##### Dataset rows #####

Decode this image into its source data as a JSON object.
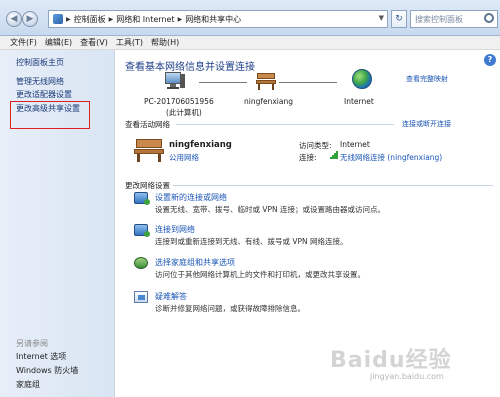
{
  "address_bar": {
    "crumbs": [
      "控制面板",
      "网络和 Internet",
      "网络和共享中心"
    ],
    "search_placeholder": "搜索控制面板"
  },
  "menu": [
    "文件(F)",
    "编辑(E)",
    "查看(V)",
    "工具(T)",
    "帮助(H)"
  ],
  "sidebar": {
    "home": "控制面板主页",
    "items": [
      "管理无线网络",
      "更改适配器设置",
      "更改高级共享设置"
    ],
    "see_also_title": "另请参阅",
    "see_also": [
      "Internet 选项",
      "Windows 防火墙",
      "家庭组"
    ]
  },
  "main": {
    "title": "查看基本网络信息并设置连接",
    "full_map_link": "查看完整映射",
    "map": {
      "pc_name": "PC-201706051956",
      "pc_sub": "(此计算机)",
      "network": "ningfenxiang",
      "internet": "Internet"
    },
    "active": {
      "heading": "查看活动网络",
      "connect_link": "连接或断开连接",
      "name": "ningfenxiang",
      "type": "公用网络",
      "access_label": "访问类型:",
      "access_value": "Internet",
      "conn_label": "连接:",
      "conn_value": "无线网络连接 (ningfenxiang)"
    },
    "change": {
      "heading": "更改网络设置",
      "tasks": [
        {
          "title": "设置新的连接或网络",
          "desc": "设置无线、宽带、拨号、临时或 VPN 连接；或设置路由器或访问点。",
          "icon": "network-setup-icon"
        },
        {
          "title": "连接到网络",
          "desc": "连接到或重新连接到无线、有线、拨号或 VPN 网络连接。",
          "icon": "connect-network-icon"
        },
        {
          "title": "选择家庭组和共享选项",
          "desc": "访问位于其他网络计算机上的文件和打印机，或更改共享设置。",
          "icon": "homegroup-icon"
        },
        {
          "title": "疑难解答",
          "desc": "诊断并修复网络问题，或获得故障排除信息。",
          "icon": "troubleshoot-icon"
        }
      ]
    }
  },
  "watermark": {
    "main": "Baidu经验",
    "sub": "jingyan.baidu.com"
  },
  "colors": {
    "link": "#1a55b4",
    "title": "#1f3f88",
    "highlight_box": "#e02020"
  }
}
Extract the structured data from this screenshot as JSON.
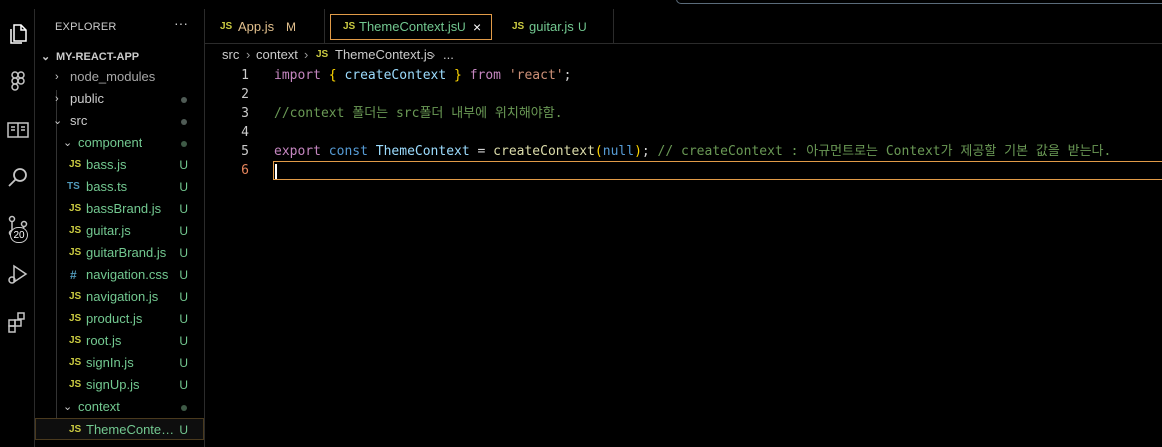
{
  "sidebar": {
    "title": "EXPLORER",
    "more": "···",
    "root": "MY-REACT-APP",
    "items": [
      {
        "label": "node_modules",
        "status": ""
      },
      {
        "label": "public",
        "status": ""
      },
      {
        "label": "src",
        "status": ""
      },
      {
        "label": "component",
        "status": ""
      },
      {
        "label": "bass.js",
        "status": "U",
        "icon": "JS"
      },
      {
        "label": "bass.ts",
        "status": "U",
        "icon": "TS"
      },
      {
        "label": "bassBrand.js",
        "status": "U",
        "icon": "JS"
      },
      {
        "label": "guitar.js",
        "status": "U",
        "icon": "JS"
      },
      {
        "label": "guitarBrand.js",
        "status": "U",
        "icon": "JS"
      },
      {
        "label": "navigation.css",
        "status": "U",
        "icon": "#"
      },
      {
        "label": "navigation.js",
        "status": "U",
        "icon": "JS"
      },
      {
        "label": "product.js",
        "status": "U",
        "icon": "JS"
      },
      {
        "label": "root.js",
        "status": "U",
        "icon": "JS"
      },
      {
        "label": "signIn.js",
        "status": "U",
        "icon": "JS"
      },
      {
        "label": "signUp.js",
        "status": "U",
        "icon": "JS"
      },
      {
        "label": "context",
        "status": ""
      },
      {
        "label": "ThemeContext.js",
        "status": "U",
        "icon": "JS"
      }
    ]
  },
  "activity": {
    "scm_badge": "20"
  },
  "tabs": [
    {
      "icon": "JS",
      "label": "App.js",
      "status": "M"
    },
    {
      "icon": "JS",
      "label": "ThemeContext.js",
      "status": "U",
      "close": "×"
    },
    {
      "icon": "JS",
      "label": "guitar.js",
      "status": "U"
    }
  ],
  "breadcrumb": {
    "part1": "src",
    "sep": "›",
    "part2": "context",
    "icon": "JS",
    "part3": "ThemeContext.js",
    "part4": "..."
  },
  "editor": {
    "line_numbers": [
      "1",
      "2",
      "3",
      "4",
      "5",
      "6"
    ],
    "line1": {
      "import": "import",
      "ob": "{",
      "name": "createContext",
      "cb": "}",
      "from": "from",
      "str": "'react'",
      "semi": ";"
    },
    "line3": "//context 폴더는 src폴더 내부에 위치해야함.",
    "line5": {
      "export": "export",
      "const": "const",
      "name": "ThemeContext",
      "eq": " = ",
      "fn": "createContext",
      "op": "(",
      "null": "null",
      "cp": ")",
      "semi": ";",
      "comment": " // createContext : 아규먼트로는 Context가 제공할 기본 값을 받는다."
    }
  },
  "colors": {
    "accent": "#e19b48",
    "untracked": "#73c991",
    "js_icon": "#cbcb41",
    "ts_icon": "#519aba",
    "css_icon": "#519aba"
  }
}
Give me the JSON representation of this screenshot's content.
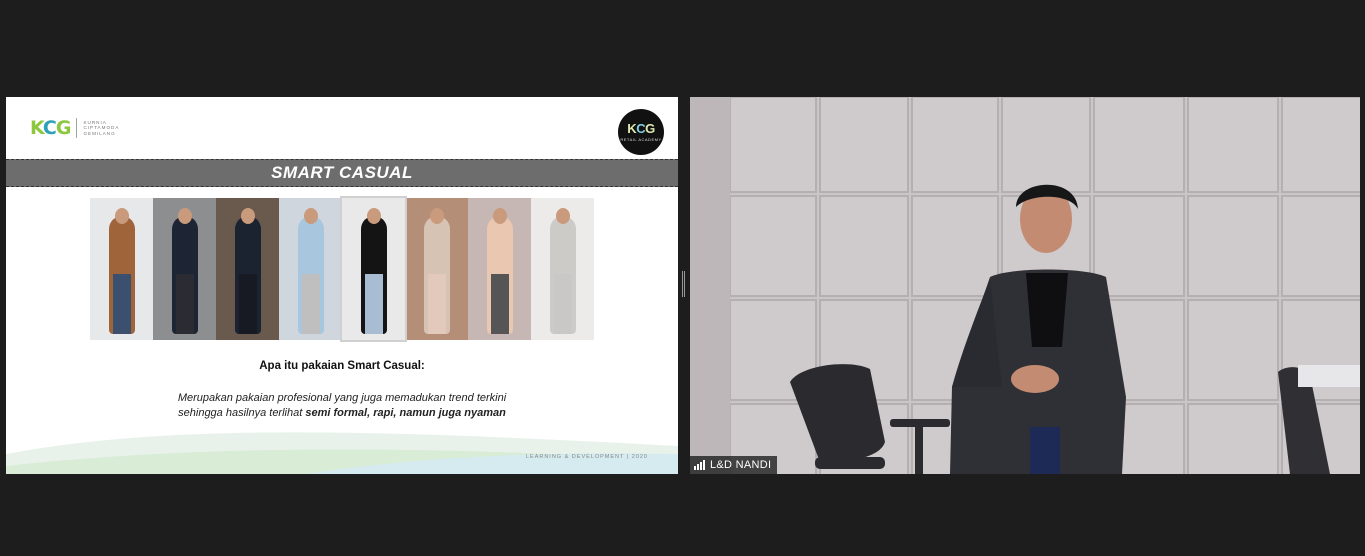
{
  "slide": {
    "logo_mark_k": "K",
    "logo_mark_c": "C",
    "logo_mark_g": "G",
    "logo_sub_lines": [
      "KURNIA",
      "CIPTAMODA",
      "GEMILANG"
    ],
    "badge_mark_k": "K",
    "badge_mark_c": "C",
    "badge_mark_g": "G",
    "badge_sub": "RETAIL ACADEMY",
    "title": "SMART CASUAL",
    "question": "Apa itu pakaian Smart Casual:",
    "desc_line1": "Merupakan pakaian profesional yang juga memadukan trend terkini",
    "desc_line2_prefix": "sehingga hasilnya terlihat ",
    "desc_line2_bold": "semi formal, rapi, namun juga nyaman",
    "footer": "LEARNING & DEVELOPMENT | 2020",
    "photos": [
      {
        "bg": "#e7e8ea",
        "top": "#a0643a",
        "bottom": "#3b4f6e"
      },
      {
        "bg": "#8d8e90",
        "top": "#1d2433",
        "bottom": "#2b2c33"
      },
      {
        "bg": "#6a5a4e",
        "top": "#1b2230",
        "bottom": "#171a22"
      },
      {
        "bg": "#cfd6de",
        "top": "#a9c6df",
        "bottom": "#bfbfbf"
      },
      {
        "bg": "#e9e9ea",
        "top": "#141414",
        "bottom": "#a8bcd2"
      },
      {
        "bg": "#b48e76",
        "top": "#d6c3b4",
        "bottom": "#e3c9bc"
      },
      {
        "bg": "#c7b7b4",
        "top": "#e9c7b1",
        "bottom": "#555555"
      },
      {
        "bg": "#ecebe9",
        "top": "#cdcbc8",
        "bottom": "#c9c8c6"
      }
    ]
  },
  "video": {
    "participant_name": "L&D NANDI",
    "bg": "#c9c5c6"
  }
}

#####

Omit the pictures, then output the rest of the listing exactly.

§ **Solution to this task**
Decode this image into its source data as a JSON object.
{
  "address_bar": {
    "crumbs": [
      "控制面板",
      "网络和 Internet",
      "网络和共享中心"
    ],
    "search_placeholder": "搜索控制面板"
  },
  "menu": [
    "文件(F)",
    "编辑(E)",
    "查看(V)",
    "工具(T)",
    "帮助(H)"
  ],
  "sidebar": {
    "home": "控制面板主页",
    "items": [
      "管理无线网络",
      "更改适配器设置",
      "更改高级共享设置"
    ],
    "see_also_title": "另请参阅",
    "see_also": [
      "Internet 选项",
      "Windows 防火墙",
      "家庭组"
    ]
  },
  "main": {
    "title": "查看基本网络信息并设置连接",
    "full_map_link": "查看完整映射",
    "map": {
      "pc_name": "PC-201706051956",
      "pc_sub": "(此计算机)",
      "network": "ningfenxiang",
      "internet": "Internet"
    },
    "active": {
      "heading": "查看活动网络",
      "connect_link": "连接或断开连接",
      "name": "ningfenxiang",
      "type": "公用网络",
      "access_label": "访问类型:",
      "access_value": "Internet",
      "conn_label": "连接:",
      "conn_value": "无线网络连接 (ningfenxiang)"
    },
    "change": {
      "heading": "更改网络设置",
      "tasks": [
        {
          "title": "设置新的连接或网络",
          "desc": "设置无线、宽带、拨号、临时或 VPN 连接；或设置路由器或访问点。",
          "icon": "network-setup-icon"
        },
        {
          "title": "连接到网络",
          "desc": "连接到或重新连接到无线、有线、拨号或 VPN 网络连接。",
          "icon": "connect-network-icon"
        },
        {
          "title": "选择家庭组和共享选项",
          "desc": "访问位于其他网络计算机上的文件和打印机，或更改共享设置。",
          "icon": "homegroup-icon"
        },
        {
          "title": "疑难解答",
          "desc": "诊断并修复网络问题，或获得故障排除信息。",
          "icon": "troubleshoot-icon"
        }
      ]
    }
  },
  "watermark": {
    "main": "Baidu经验",
    "sub": "jingyan.baidu.com"
  },
  "colors": {
    "link": "#1a55b4",
    "title": "#1f3f88",
    "highlight_box": "#e02020"
  }
}
Extract the structured data from this screenshot as JSON.
{
  "sidebar": {
    "title": "EXPLORER",
    "more": "···",
    "root": "MY-REACT-APP",
    "items": [
      {
        "label": "node_modules",
        "status": ""
      },
      {
        "label": "public",
        "status": ""
      },
      {
        "label": "src",
        "status": ""
      },
      {
        "label": "component",
        "status": ""
      },
      {
        "label": "bass.js",
        "status": "U",
        "icon": "JS"
      },
      {
        "label": "bass.ts",
        "status": "U",
        "icon": "TS"
      },
      {
        "label": "bassBrand.js",
        "status": "U",
        "icon": "JS"
      },
      {
        "label": "guitar.js",
        "status": "U",
        "icon": "JS"
      },
      {
        "label": "guitarBrand.js",
        "status": "U",
        "icon": "JS"
      },
      {
        "label": "navigation.css",
        "status": "U",
        "icon": "#"
      },
      {
        "label": "navigation.js",
        "status": "U",
        "icon": "JS"
      },
      {
        "label": "product.js",
        "status": "U",
        "icon": "JS"
      },
      {
        "label": "root.js",
        "status": "U",
        "icon": "JS"
      },
      {
        "label": "signIn.js",
        "status": "U",
        "icon": "JS"
      },
      {
        "label": "signUp.js",
        "status": "U",
        "icon": "JS"
      },
      {
        "label": "context",
        "status": ""
      },
      {
        "label": "ThemeContext.js",
        "status": "U",
        "icon": "JS"
      }
    ]
  },
  "activity": {
    "scm_badge": "20"
  },
  "tabs": [
    {
      "icon": "JS",
      "label": "App.js",
      "status": "M"
    },
    {
      "icon": "JS",
      "label": "ThemeContext.js",
      "status": "U",
      "close": "×"
    },
    {
      "icon": "JS",
      "label": "guitar.js",
      "status": "U"
    }
  ],
  "breadcrumb": {
    "part1": "src",
    "sep": "›",
    "part2": "context",
    "icon": "JS",
    "part3": "ThemeContext.js",
    "part4": "..."
  },
  "editor": {
    "line_numbers": [
      "1",
      "2",
      "3",
      "4",
      "5",
      "6"
    ],
    "line1": {
      "import": "import",
      "ob": "{",
      "name": "createContext",
      "cb": "}",
      "from": "from",
      "str": "'react'",
      "semi": ";"
    },
    "line3": "//context 폴더는 src폴더 내부에 위치해야함.",
    "line5": {
      "export": "export",
      "const": "const",
      "name": "ThemeContext",
      "eq": " = ",
      "fn": "createContext",
      "op": "(",
      "null": "null",
      "cp": ")",
      "semi": ";",
      "comment": " // createContext : 아규먼트로는 Context가 제공할 기본 값을 받는다."
    }
  },
  "colors": {
    "accent": "#e19b48",
    "untracked": "#73c991",
    "js_icon": "#cbcb41",
    "ts_icon": "#519aba",
    "css_icon": "#519aba"
  }
}
Give me the JSON representation of this screenshot's content.
{
  "slide": {
    "logo_mark_k": "K",
    "logo_mark_c": "C",
    "logo_mark_g": "G",
    "logo_sub_lines": [
      "KURNIA",
      "CIPTAMODA",
      "GEMILANG"
    ],
    "badge_mark_k": "K",
    "badge_mark_c": "C",
    "badge_mark_g": "G",
    "badge_sub": "RETAIL ACADEMY",
    "title": "SMART CASUAL",
    "question": "Apa itu pakaian Smart Casual:",
    "desc_line1": "Merupakan pakaian profesional yang juga memadukan trend terkini",
    "desc_line2_prefix": "sehingga hasilnya terlihat ",
    "desc_line2_bold": "semi formal, rapi, namun juga nyaman",
    "footer": "LEARNING & DEVELOPMENT | 2020",
    "photos": [
      {
        "bg": "#e7e8ea",
        "top": "#a0643a",
        "bottom": "#3b4f6e"
      },
      {
        "bg": "#8d8e90",
        "top": "#1d2433",
        "bottom": "#2b2c33"
      },
      {
        "bg": "#6a5a4e",
        "top": "#1b2230",
        "bottom": "#171a22"
      },
      {
        "bg": "#cfd6de",
        "top": "#a9c6df",
        "bottom": "#bfbfbf"
      },
      {
        "bg": "#e9e9ea",
        "top": "#141414",
        "bottom": "#a8bcd2"
      },
      {
        "bg": "#b48e76",
        "top": "#d6c3b4",
        "bottom": "#e3c9bc"
      },
      {
        "bg": "#c7b7b4",
        "top": "#e9c7b1",
        "bottom": "#555555"
      },
      {
        "bg": "#ecebe9",
        "top": "#cdcbc8",
        "bottom": "#c9c8c6"
      }
    ]
  },
  "video": {
    "participant_name": "L&D NANDI",
    "bg": "#c9c5c6"
  }
}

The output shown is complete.